> _Request_
Every record must be transcribed in its entirety, apart from the images, which are to be omitted.

BEGIN

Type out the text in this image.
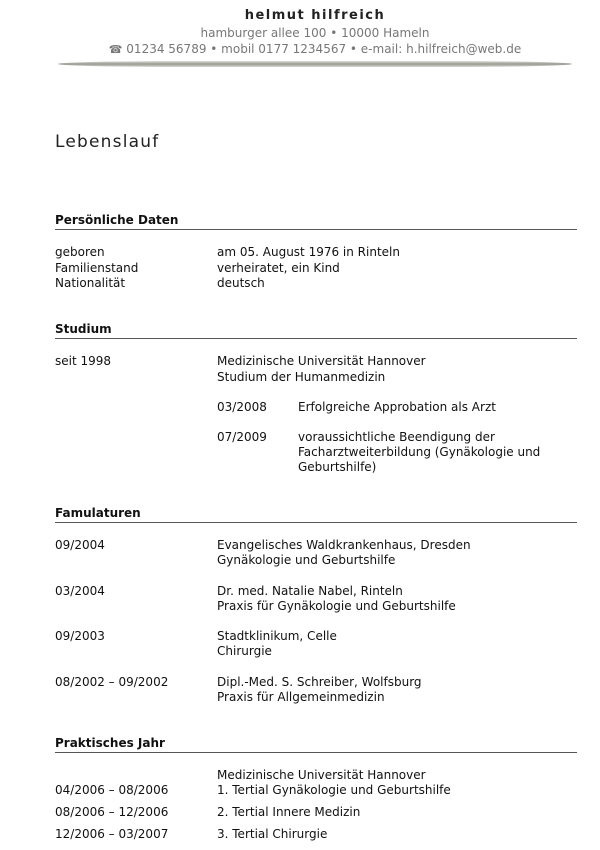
helmut hilfreich
hamburger allee 100 • 10000 Hameln
☎ 01234 56789 • mobil 0177 1234567 • e-mail: h.hilfreich@web.de
Lebenslauf
Persönliche Daten
geboren	am 05. August 1976 in Rinteln
Familienstand	verheiratet, ein Kind
Nationalität	deutsch
Studium
seit 1998	Medizinische Universität Hannover
Studium der Humanmedizin
03/2008	Erfolgreiche Approbation als Arzt
07/2009	voraussichtliche Beendigung der
Facharztweiterbildung (Gynäkologie und
Geburtshilfe)
Famulaturen
09/2004	Evangelisches Waldkrankenhaus, Dresden
Gynäkologie und Geburtshilfe
03/2004	Dr. med. Natalie Nabel, Rinteln
Praxis für Gynäkologie und Geburtshilfe
09/2003	Stadtklinikum, Celle
Chirurgie
08/2002 – 09/2002	Dipl.-Med. S. Schreiber, Wolfsburg
Praxis für Allgemeinmedizin
Praktisches Jahr
Medizinische Universität Hannover
04/2006 – 08/2006	1. Tertial Gynäkologie und Geburtshilfe
08/2006 – 12/2006	2. Tertial Innere Medizin
12/2006 – 03/2007	3. Tertial Chirurgie
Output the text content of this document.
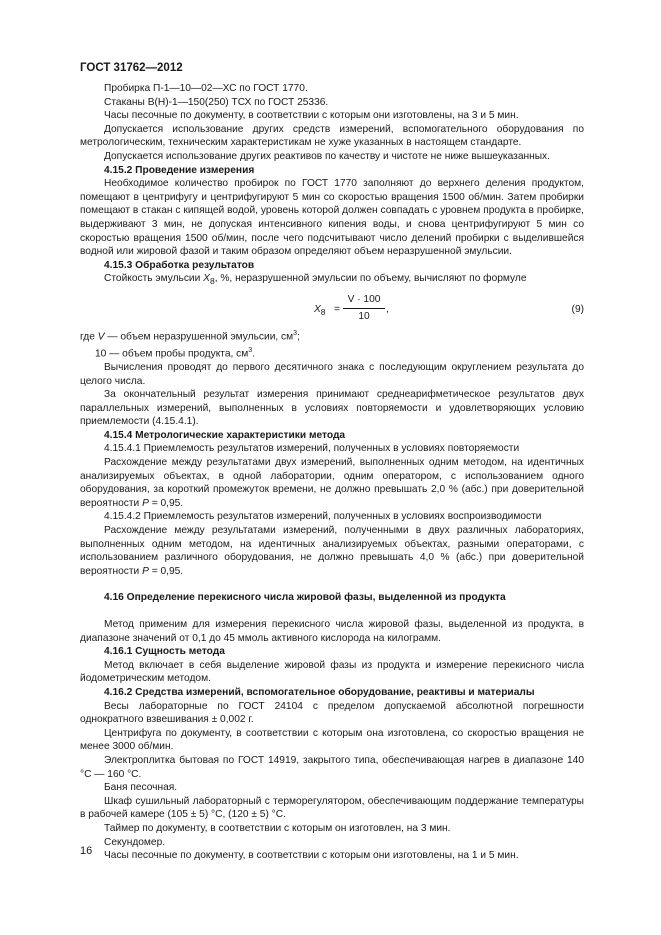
ГОСТ 31762—2012

Пробирка П-1—10—02—ХС по ГОСТ 1770.

Стаканы В(Н)-1—150(250) ТСХ по ГОСТ 25336.

Часы песочные по документу, в соответствии с которым они изготовлены, на 3 и 5 мин.

Допускается использование других средств измерений, вспомогательного оборудования по метрологическим, техническим характеристикам не хуже указанных в настоящем стандарте.

Допускается использование других реактивов по качеству и чистоте не ниже вышеуказанных.

4.15.2 Проведение измерения

Необходимое количество пробирок по ГОСТ 1770 заполняют до верхнего деления продуктом, помещают в центрифугу и центрифугируют 5 мин со скоростью вращения 1500 об/мин. Затем пробирки помещают в стакан с кипящей водой, уровень которой должен совпадать с уровнем продукта в пробирке, выдерживают 3 мин, не допуская интенсивного кипения воды, и снова центрифугируют 5 мин со скоростью вращения 1500 об/мин, после чего подсчитывают число делений пробирки с выделившейся водной или жировой фазой и таким образом определяют объем неразрушенной эмульсии.

4.15.3 Обработка результатов

Стойкость эмульсии $X_8$, %, неразрушенной эмульсии по объему, вычисляют по формуле

$X_8$ =
V · 100
10
,	(9)

где V — объем неразрушенной эмульсии, $см^3$;

10 — объем пробы продукта, $см^3$.

Вычисления проводят до первого десятичного знака с последующим округлением результата до целого числа.

За окончательный результат измерения принимают среднеарифметическое результатов двух параллельных измерений, выполненных в условиях повторяемости и удовлетворяющих условию приемлемости (4.15.4.1).

4.15.4 Метрологические характеристики метода

4.15.4.1 Приемлемость результатов измерений, полученных в условиях повторяемости

Расхождение между результатами двух измерений, выполненных одним методом, на идентичных анализируемых объектах, в одной лаборатории, одним оператором, с использованием одного оборудования, за короткий промежуток времени, не должно превышать 2,0 % (абс.) при доверительной вероятности P = 0,95.

4.15.4.2 Приемлемость результатов измерений, полученных в условиях воспроизводимости

Расхождение между результатами измерений, полученными в двух различных лабораториях, выполненных одним методом, на идентичных анализируемых объектах, разными операторами, с использованием различного оборудования, не должно превышать 4,0 % (абс.) при доверительной вероятности P = 0,95.

4.16 Определение перекисного числа жировой фазы, выделенной из продукта

Метод применим для измерения перекисного числа жировой фазы, выделенной из продукта, в диапазоне значений от 0,1 до 45 ммоль активного кислорода на килограмм.

4.16.1 Сущность метода

Метод включает в себя выделение жировой фазы из продукта и измерение перекисного числа йодометрическим методом.

4.16.2 Средства измерений, вспомогательное оборудование, реактивы и материалы

Весы лабораторные по ГОСТ 24104 с пределом допускаемой абсолютной погрешности однократного взвешивания ± 0,002 г.

Центрифуга по документу, в соответствии с которым она изготовлена, со скоростью вращения не менее 3000 об/мин.

Электроплитка бытовая по ГОСТ 14919, закрытого типа, обеспечивающая нагрев в диапазоне 140 °С — 160 °С.

Баня песочная.

Шкаф сушильный лабораторный с терморегулятором, обеспечивающим поддержание температуры в рабочей камере (105 ± 5) °С, (120 ± 5) °С.

Таймер по документу, в соответствии с которым он изготовлен, на 3 мин.

Секундомер.

Часы песочные по документу, в соответствии с которым они изготовлены, на 1 и 5 мин.

16
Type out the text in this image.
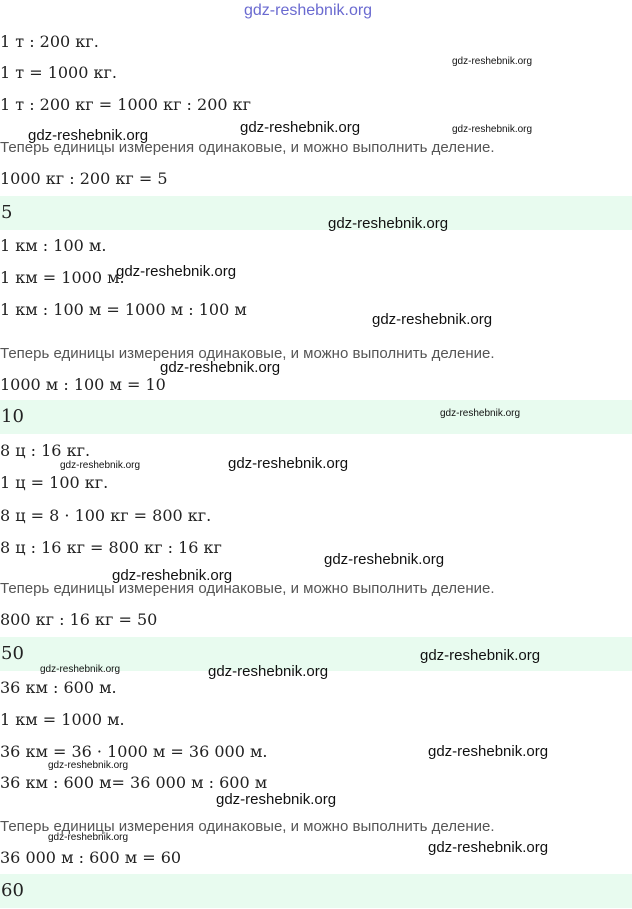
gdz-reshebnik.org
1 т : 200 кг.
1 т = 1000 кг.
1 т : 200 кг = 1000 кг : 200 кг
Теперь единицы измерения одинаковые, и можно выполнить деление.
1000 кг : 200 кг = 5
5
1 км : 100 м.
1 км = 1000 м.
1 км : 100 м = 1000 м : 100 м
Теперь единицы измерения одинаковые, и можно выполнить деление.
1000 м : 100 м = 10
10
8 ц : 16 кг.
1 ц = 100 кг.
8 ц = 8 · 100 кг = 800 кг.
8 ц : 16 кг = 800 кг : 16 кг
Теперь единицы измерения одинаковые, и можно выполнить деление.
800 кг : 16 кг = 50
50
36 км : 600 м.
1 км = 1000 м.
36 км = 36 · 1000 м = 36 000 м.
36 км : 600 м= 36 000 м : 600 м
Теперь единицы измерения одинаковые, и можно выполнить деление.
36 000 м : 600 м = 60
60
gdz-reshebnik.org
gdz-reshebnik.org	gdz-reshebnik.org	gdz-reshebnik.org
gdz-reshebnik.org
gdz-reshebnik.org
gdz-reshebnik.org
gdz-reshebnik.org
gdz-reshebnik.org
gdz-reshebnik.org	gdz-reshebnik.org
gdz-reshebnik.org
gdz-reshebnik.org
gdz-reshebnik.org
gdz-reshebnik.org	gdz-reshebnik.org
gdz-reshebnik.org
gdz-reshebnik.org
gdz-reshebnik.org
gdz-reshebnik.org
gdz-reshebnik.org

END

> _Task response_
Type out the text in this image.
helmut hilfreich
hamburger allee 100 • 10000 Hameln
☎ 01234 56789 • mobil 0177 1234567 • e-mail: h.hilfreich@web.de
Lebenslauf
Persönliche Daten
geboren	am 05. August 1976 in Rinteln
Familienstand	verheiratet, ein Kind
Nationalität	deutsch
Studium
seit 1998	Medizinische Universität Hannover
Studium der Humanmedizin
03/2008	Erfolgreiche Approbation als Arzt
07/2009	voraussichtliche Beendigung der
Facharztweiterbildung (Gynäkologie und
Geburtshilfe)
Famulaturen
09/2004	Evangelisches Waldkrankenhaus, Dresden
Gynäkologie und Geburtshilfe
03/2004	Dr. med. Natalie Nabel, Rinteln
Praxis für Gynäkologie und Geburtshilfe
09/2003	Stadtklinikum, Celle
Chirurgie
08/2002 – 09/2002	Dipl.-Med. S. Schreiber, Wolfsburg
Praxis für Allgemeinmedizin
Praktisches Jahr
Medizinische Universität Hannover
04/2006 – 08/2006	1. Tertial Gynäkologie und Geburtshilfe
08/2006 – 12/2006	2. Tertial Innere Medizin
12/2006 – 03/2007	3. Tertial Chirurgie
Output the text content of this document.
ГОСТ 31762—2012

Пробирка П-1—10—02—ХС по ГОСТ 1770.

Стаканы В(Н)-1—150(250) ТСХ по ГОСТ 25336.

Часы песочные по документу, в соответствии с которым они изготовлены, на 3 и 5 мин.

Допускается использование других средств измерений, вспомогательного оборудования по метрологическим, техническим характеристикам не хуже указанных в настоящем стандарте.

Допускается использование других реактивов по качеству и чистоте не ниже вышеуказанных.

4.15.2 Проведение измерения

Необходимое количество пробирок по ГОСТ 1770 заполняют до верхнего деления продуктом, помещают в центрифугу и центрифугируют 5 мин со скоростью вращения 1500 об/мин. Затем пробирки помещают в стакан с кипящей водой, уровень которой должен совпадать с уровнем продукта в пробирке, выдерживают 3 мин, не допуская интенсивного кипения воды, и снова центрифугируют 5 мин со скоростью вращения 1500 об/мин, после чего подсчитывают число делений пробирки с выделившейся водной или жировой фазой и таким образом определяют объем неразрушенной эмульсии.

4.15.3 Обработка результатов

Стойкость эмульсии $X_8$, %, неразрушенной эмульсии по объему, вычисляют по формуле

$X_8$ =
V · 100
10
,	(9)

где V — объем неразрушенной эмульсии, $см^3$;

10 — объем пробы продукта, $см^3$.

Вычисления проводят до первого десятичного знака с последующим округлением результата до целого числа.

За окончательный результат измерения принимают среднеарифметическое результатов двух параллельных измерений, выполненных в условиях повторяемости и удовлетворяющих условию приемлемости (4.15.4.1).

4.15.4 Метрологические характеристики метода

4.15.4.1 Приемлемость результатов измерений, полученных в условиях повторяемости

Расхождение между результатами двух измерений, выполненных одним методом, на идентичных анализируемых объектах, в одной лаборатории, одним оператором, с использованием одного оборудования, за короткий промежуток времени, не должно превышать 2,0 % (абс.) при доверительной вероятности P = 0,95.

4.15.4.2 Приемлемость результатов измерений, полученных в условиях воспроизводимости

Расхождение между результатами измерений, полученными в двух различных лабораториях, выполненных одним методом, на идентичных анализируемых объектах, разными операторами, с использованием различного оборудования, не должно превышать 4,0 % (абс.) при доверительной вероятности P = 0,95.

4.16 Определение перекисного числа жировой фазы, выделенной из продукта

Метод применим для измерения перекисного числа жировой фазы, выделенной из продукта, в диапазоне значений от 0,1 до 45 ммоль активного кислорода на килограмм.

4.16.1 Сущность метода

Метод включает в себя выделение жировой фазы из продукта и измерение перекисного числа йодометрическим методом.

4.16.2 Средства измерений, вспомогательное оборудование, реактивы и материалы

Весы лабораторные по ГОСТ 24104 с пределом допускаемой абсолютной погрешности однократного взвешивания ± 0,002 г.

Центрифуга по документу, в соответствии с которым она изготовлена, со скоростью вращения не менее 3000 об/мин.

Электроплитка бытовая по ГОСТ 14919, закрытого типа, обеспечивающая нагрев в диапазоне 140 °С — 160 °С.

Баня песочная.

Шкаф сушильный лабораторный с терморегулятором, обеспечивающим поддержание температуры в рабочей камере (105 ± 5) °С, (120 ± 5) °С.

Таймер по документу, в соответствии с которым он изготовлен, на 3 мин.

Секундомер.

Часы песочные по документу, в соответствии с которым они изготовлены, на 1 и 5 мин.

16
Type out the text in this image.
gdz-reshebnik.org
1 т : 200 кг.
1 т = 1000 кг.
1 т : 200 кг = 1000 кг : 200 кг
Теперь единицы измерения одинаковые, и можно выполнить деление.
1000 кг : 200 кг = 5
5
1 км : 100 м.
1 км = 1000 м.
1 км : 100 м = 1000 м : 100 м
Теперь единицы измерения одинаковые, и можно выполнить деление.
1000 м : 100 м = 10
10
8 ц : 16 кг.
1 ц = 100 кг.
8 ц = 8 · 100 кг = 800 кг.
8 ц : 16 кг = 800 кг : 16 кг
Теперь единицы измерения одинаковые, и можно выполнить деление.
800 кг : 16 кг = 50
50
36 км : 600 м.
1 км = 1000 м.
36 км = 36 · 1000 м = 36 000 м.
36 км : 600 м= 36 000 м : 600 м
Теперь единицы измерения одинаковые, и можно выполнить деление.
36 000 м : 600 м = 60
60
gdz-reshebnik.org
gdz-reshebnik.org	gdz-reshebnik.org	gdz-reshebnik.org
gdz-reshebnik.org
gdz-reshebnik.org
gdz-reshebnik.org
gdz-reshebnik.org
gdz-reshebnik.org
gdz-reshebnik.org	gdz-reshebnik.org
gdz-reshebnik.org
gdz-reshebnik.org
gdz-reshebnik.org
gdz-reshebnik.org	gdz-reshebnik.org
gdz-reshebnik.org
gdz-reshebnik.org
gdz-reshebnik.org
gdz-reshebnik.org
gdz-reshebnik.org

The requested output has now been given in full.